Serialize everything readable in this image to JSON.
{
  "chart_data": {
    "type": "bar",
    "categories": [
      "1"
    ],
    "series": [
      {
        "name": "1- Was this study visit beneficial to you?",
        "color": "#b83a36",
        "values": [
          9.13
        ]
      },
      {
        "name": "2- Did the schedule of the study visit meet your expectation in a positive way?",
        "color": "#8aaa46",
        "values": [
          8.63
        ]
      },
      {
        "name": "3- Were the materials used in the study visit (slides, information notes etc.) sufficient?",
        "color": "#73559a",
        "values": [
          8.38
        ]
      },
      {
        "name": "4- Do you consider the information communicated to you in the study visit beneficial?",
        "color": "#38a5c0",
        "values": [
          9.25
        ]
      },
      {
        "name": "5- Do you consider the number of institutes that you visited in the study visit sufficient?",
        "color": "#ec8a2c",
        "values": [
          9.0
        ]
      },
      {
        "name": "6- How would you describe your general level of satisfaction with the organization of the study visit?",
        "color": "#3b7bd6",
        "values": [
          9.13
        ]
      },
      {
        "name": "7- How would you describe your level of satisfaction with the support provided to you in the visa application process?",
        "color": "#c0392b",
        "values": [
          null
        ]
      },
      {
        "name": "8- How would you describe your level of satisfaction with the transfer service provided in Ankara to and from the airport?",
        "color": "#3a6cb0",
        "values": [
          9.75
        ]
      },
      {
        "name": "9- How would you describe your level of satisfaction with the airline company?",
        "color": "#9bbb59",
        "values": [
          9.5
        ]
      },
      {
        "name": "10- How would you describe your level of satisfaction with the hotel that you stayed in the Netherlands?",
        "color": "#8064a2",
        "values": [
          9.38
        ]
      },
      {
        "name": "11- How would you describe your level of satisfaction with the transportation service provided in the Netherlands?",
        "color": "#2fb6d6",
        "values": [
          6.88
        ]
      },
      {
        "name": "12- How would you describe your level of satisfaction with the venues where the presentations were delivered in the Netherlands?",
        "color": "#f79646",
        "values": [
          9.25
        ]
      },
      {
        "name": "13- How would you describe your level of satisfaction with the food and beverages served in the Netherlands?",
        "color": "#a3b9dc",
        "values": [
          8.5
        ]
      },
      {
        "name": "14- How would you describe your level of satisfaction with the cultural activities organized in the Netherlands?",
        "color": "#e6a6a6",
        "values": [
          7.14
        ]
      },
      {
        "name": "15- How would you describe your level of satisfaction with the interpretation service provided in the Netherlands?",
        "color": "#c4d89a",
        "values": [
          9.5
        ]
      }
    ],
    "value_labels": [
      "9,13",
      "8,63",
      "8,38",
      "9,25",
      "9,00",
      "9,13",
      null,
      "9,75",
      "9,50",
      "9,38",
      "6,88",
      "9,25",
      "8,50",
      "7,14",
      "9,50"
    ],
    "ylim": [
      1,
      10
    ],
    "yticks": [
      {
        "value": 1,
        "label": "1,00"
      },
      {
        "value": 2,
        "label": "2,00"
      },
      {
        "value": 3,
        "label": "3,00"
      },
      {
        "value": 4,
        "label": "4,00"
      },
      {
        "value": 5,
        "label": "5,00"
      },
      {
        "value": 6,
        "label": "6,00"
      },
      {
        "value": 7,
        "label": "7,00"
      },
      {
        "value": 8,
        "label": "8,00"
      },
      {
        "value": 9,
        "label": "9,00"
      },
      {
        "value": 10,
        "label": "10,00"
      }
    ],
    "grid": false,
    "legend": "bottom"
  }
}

☆ ☆ ☆ ☆

▶ _AIM OF THE EXERCISE_
Identify every line above with the string "consider" in it. Copy those lines.

▶ _TASK SOLUTION_
        "name": "4- Do you consider the information communicated to you in the study visit beneficial?",
        "name": "5- Do you consider the number of institutes that you visited in the study visit sufficient?",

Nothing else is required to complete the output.